⟨
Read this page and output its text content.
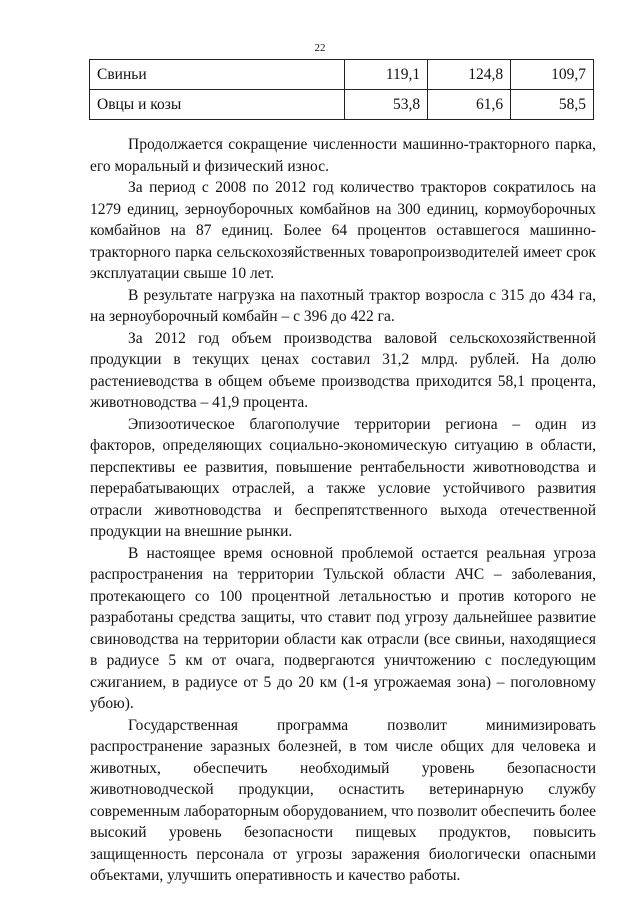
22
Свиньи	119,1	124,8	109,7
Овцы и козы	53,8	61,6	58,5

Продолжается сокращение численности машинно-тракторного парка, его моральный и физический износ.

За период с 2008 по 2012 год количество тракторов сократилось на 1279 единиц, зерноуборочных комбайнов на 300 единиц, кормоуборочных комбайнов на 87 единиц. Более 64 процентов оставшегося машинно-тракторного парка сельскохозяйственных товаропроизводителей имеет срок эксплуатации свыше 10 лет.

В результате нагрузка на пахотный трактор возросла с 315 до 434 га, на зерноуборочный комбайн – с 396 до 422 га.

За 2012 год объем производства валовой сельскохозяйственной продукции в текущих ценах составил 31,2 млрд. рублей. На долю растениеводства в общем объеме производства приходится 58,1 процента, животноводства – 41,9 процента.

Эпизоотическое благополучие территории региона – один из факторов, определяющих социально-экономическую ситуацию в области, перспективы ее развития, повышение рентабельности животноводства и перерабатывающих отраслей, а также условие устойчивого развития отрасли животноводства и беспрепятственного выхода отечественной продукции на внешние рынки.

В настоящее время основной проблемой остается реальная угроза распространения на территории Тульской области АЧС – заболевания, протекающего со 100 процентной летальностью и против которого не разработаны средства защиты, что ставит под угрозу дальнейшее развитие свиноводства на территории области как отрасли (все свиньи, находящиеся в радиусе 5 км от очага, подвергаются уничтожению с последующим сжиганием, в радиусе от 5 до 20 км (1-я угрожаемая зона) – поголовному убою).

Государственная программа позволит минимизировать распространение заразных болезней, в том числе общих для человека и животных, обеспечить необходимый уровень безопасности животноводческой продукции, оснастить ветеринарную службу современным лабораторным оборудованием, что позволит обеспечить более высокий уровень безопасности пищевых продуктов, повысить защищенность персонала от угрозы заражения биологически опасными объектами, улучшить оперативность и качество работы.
⟩
THE PROBLEM:
Take every line containing the word "парка" and copy it.

RESULT:
Продолжается сокращение численности машинно-тракторного парка, его моральный и физический износ.
За период с 2008 по 2012 год количество тракторов сократилось на 1279 единиц, зерноуборочных комбайнов на 300 единиц, кормоуборочных комбайнов на 87 единиц. Более 64 процентов оставшегося машинно-тракторного парка сельскохозяйственных товаропроизводителей имеет срок эксплуатации свыше 10 лет.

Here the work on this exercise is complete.